___ Records for this task

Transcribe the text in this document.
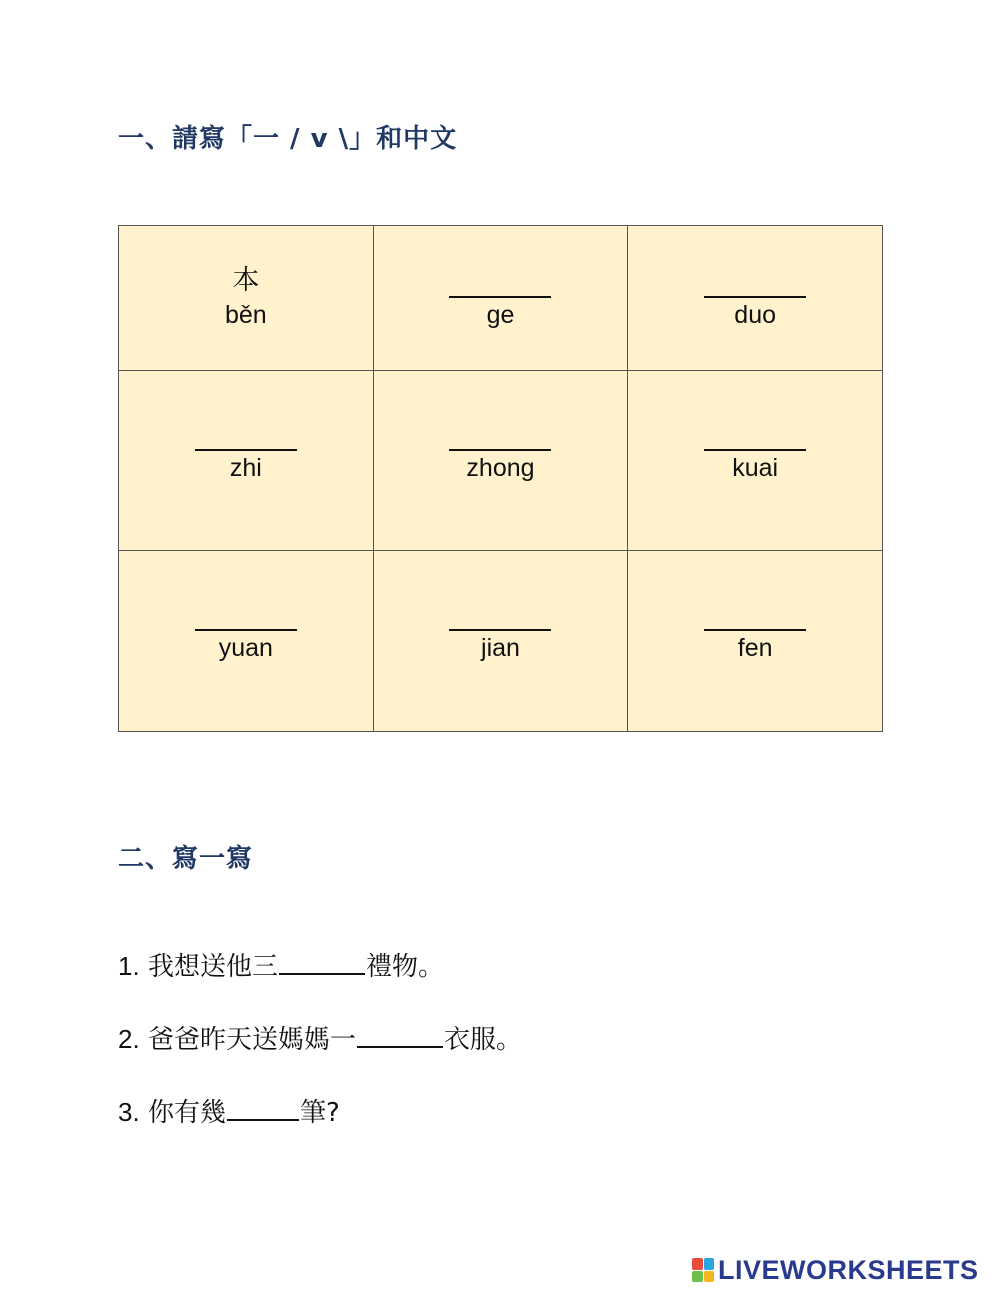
一、請寫「一 / v \」和中文
本
běn	ge	duo

zhi	zhong	kuai

yuan	jian	fen
二、寫一寫
1. 我想送他三	禮物。
2. 爸爸昨天送媽媽一	衣服。
3. 你有幾	筆?
LIVEWORKSHEETS
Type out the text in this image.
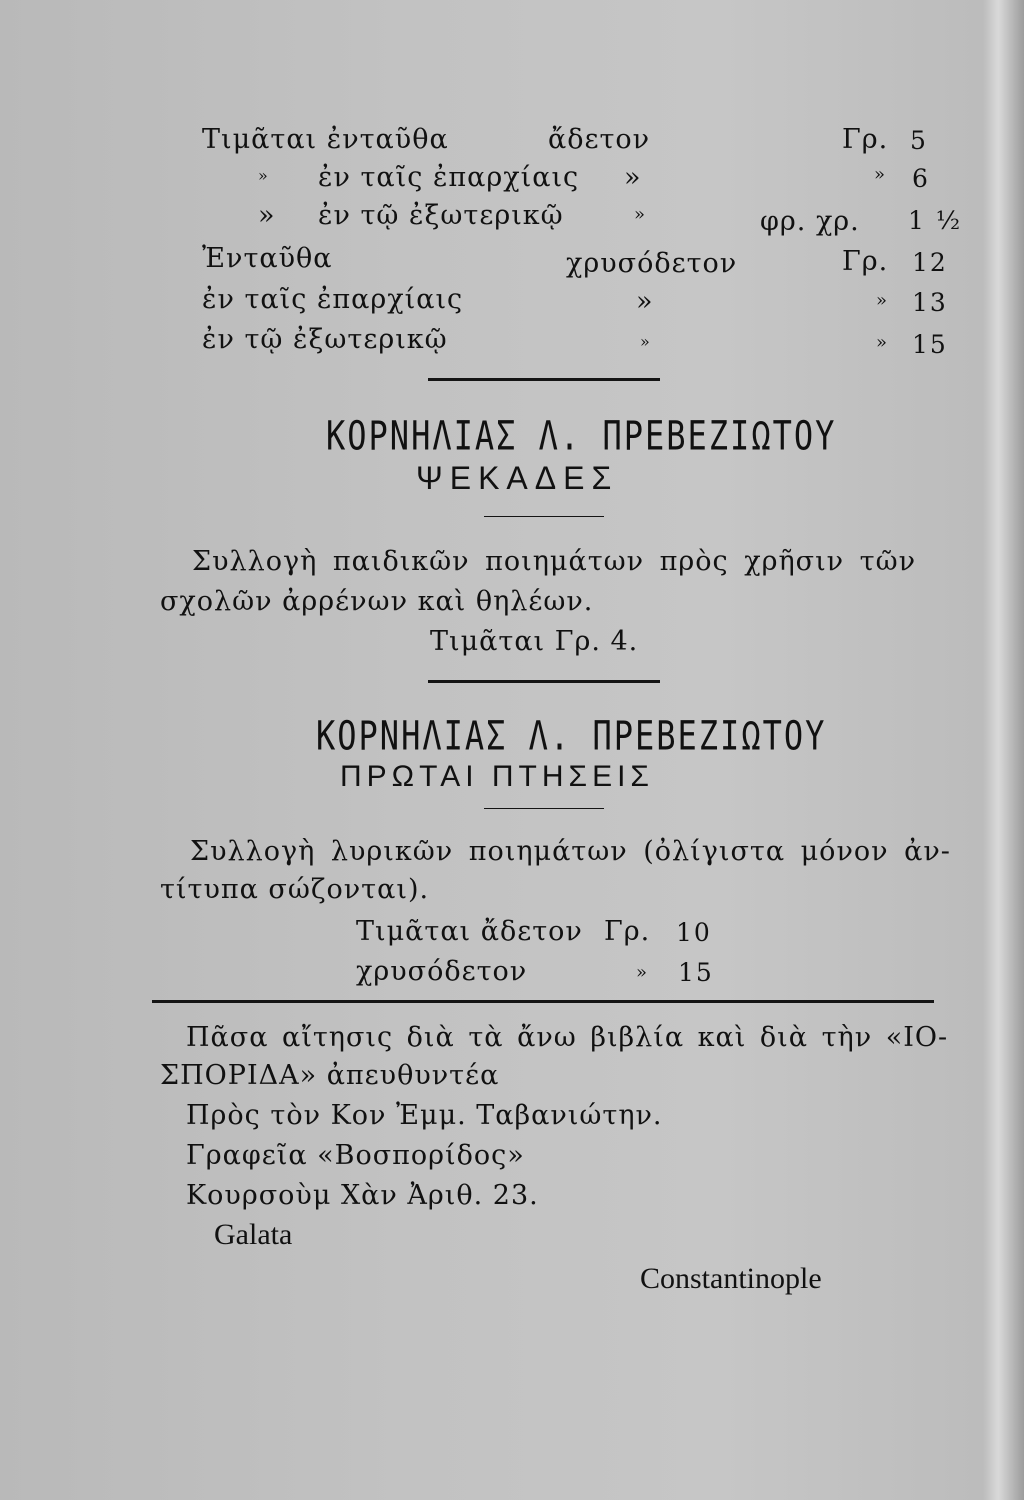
Τιμᾶται ἐνταῦθα	ἄδετον	Γρ. 5
» ἐν ταῖς ἐπαρχίαις »	» 6
» ἐν τῷ ἐξωτερικῷ	»	φρ. χρ. 1 ½
Ἐνταῦθα	χρυσόδετον	Γρ. 12
ἐν ταῖς ἐπαρχίαις	»	» 13
ἐν τῷ ἐξωτερικῷ	»	» 15
ΚΟΡΝΗΛΙΑΣ Λ. ΠΡΕΒΕΖΙΩΤΟΥ
ΨΕΚΑΔΕΣ
Συλλογὴ παιδικῶν ποιημάτων πρὸς χρῆσιν τῶν
σχολῶν ἀρρένων καὶ θηλέων.
Τιμᾶται Γρ. 4.
ΚΟΡΝΗΛΙΑΣ Λ. ΠΡΕΒΕΖΙΩΤΟΥ
ΠΡΩΤΑΙ ΠΤΗΣΕΙΣ
Συλλογὴ λυρικῶν ποιημάτων (ὀλίγιστα μόνον ἀν-
τίτυπα σώζονται).
Τιμᾶται ἄδετον Γρ. 10
χρυσόδετον	» 15
Πᾶσα αἴτησις διὰ τὰ ἄνω βιβλία καὶ διὰ τὴν «ΙΟ-
ΣΠΟΡΙΔΑ» ἀπευθυντέα
Πρὸς τὸν Κον Ἐμμ. Ταβανιώτην.
Γραφεῖα «Βοσπορίδος»
Κουρσοὺμ Χὰν Ἀριθ. 23.
Galata
Constantinople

______

Problem to solve:
Using the data above, print every line exactly, omitting pictures.

Solution for this exercise:
Transcribe the text in this document.
一、請寫「一 / v \」和中文
本
běn	ge	duo

zhi	zhong	kuai

yuan	jian	fen
二、寫一寫
1. 我想送他三	禮物。
2. 爸爸昨天送媽媽一	衣服。
3. 你有幾	筆?
LIVEWORKSHEETS
Type out the text in this image.
Τιμᾶται ἐνταῦθα	ἄδετον	Γρ. 5
» ἐν ταῖς ἐπαρχίαις »	» 6
» ἐν τῷ ἐξωτερικῷ	»	φρ. χρ. 1 ½
Ἐνταῦθα	χρυσόδετον	Γρ. 12
ἐν ταῖς ἐπαρχίαις	»	» 13
ἐν τῷ ἐξωτερικῷ	»	» 15
ΚΟΡΝΗΛΙΑΣ Λ. ΠΡΕΒΕΖΙΩΤΟΥ
ΨΕΚΑΔΕΣ
Συλλογὴ παιδικῶν ποιημάτων πρὸς χρῆσιν τῶν
σχολῶν ἀρρένων καὶ θηλέων.
Τιμᾶται Γρ. 4.
ΚΟΡΝΗΛΙΑΣ Λ. ΠΡΕΒΕΖΙΩΤΟΥ
ΠΡΩΤΑΙ ΠΤΗΣΕΙΣ
Συλλογὴ λυρικῶν ποιημάτων (ὀλίγιστα μόνον ἀν-
τίτυπα σώζονται).
Τιμᾶται ἄδετον Γρ. 10
χρυσόδετον	» 15
Πᾶσα αἴτησις διὰ τὰ ἄνω βιβλία καὶ διὰ τὴν «ΙΟ-
ΣΠΟΡΙΔΑ» ἀπευθυντέα
Πρὸς τὸν Κον Ἐμμ. Ταβανιώτην.
Γραφεῖα «Βοσπορίδος»
Κουρσοὺμ Χὰν Ἀριθ. 23.
Galata
Constantinople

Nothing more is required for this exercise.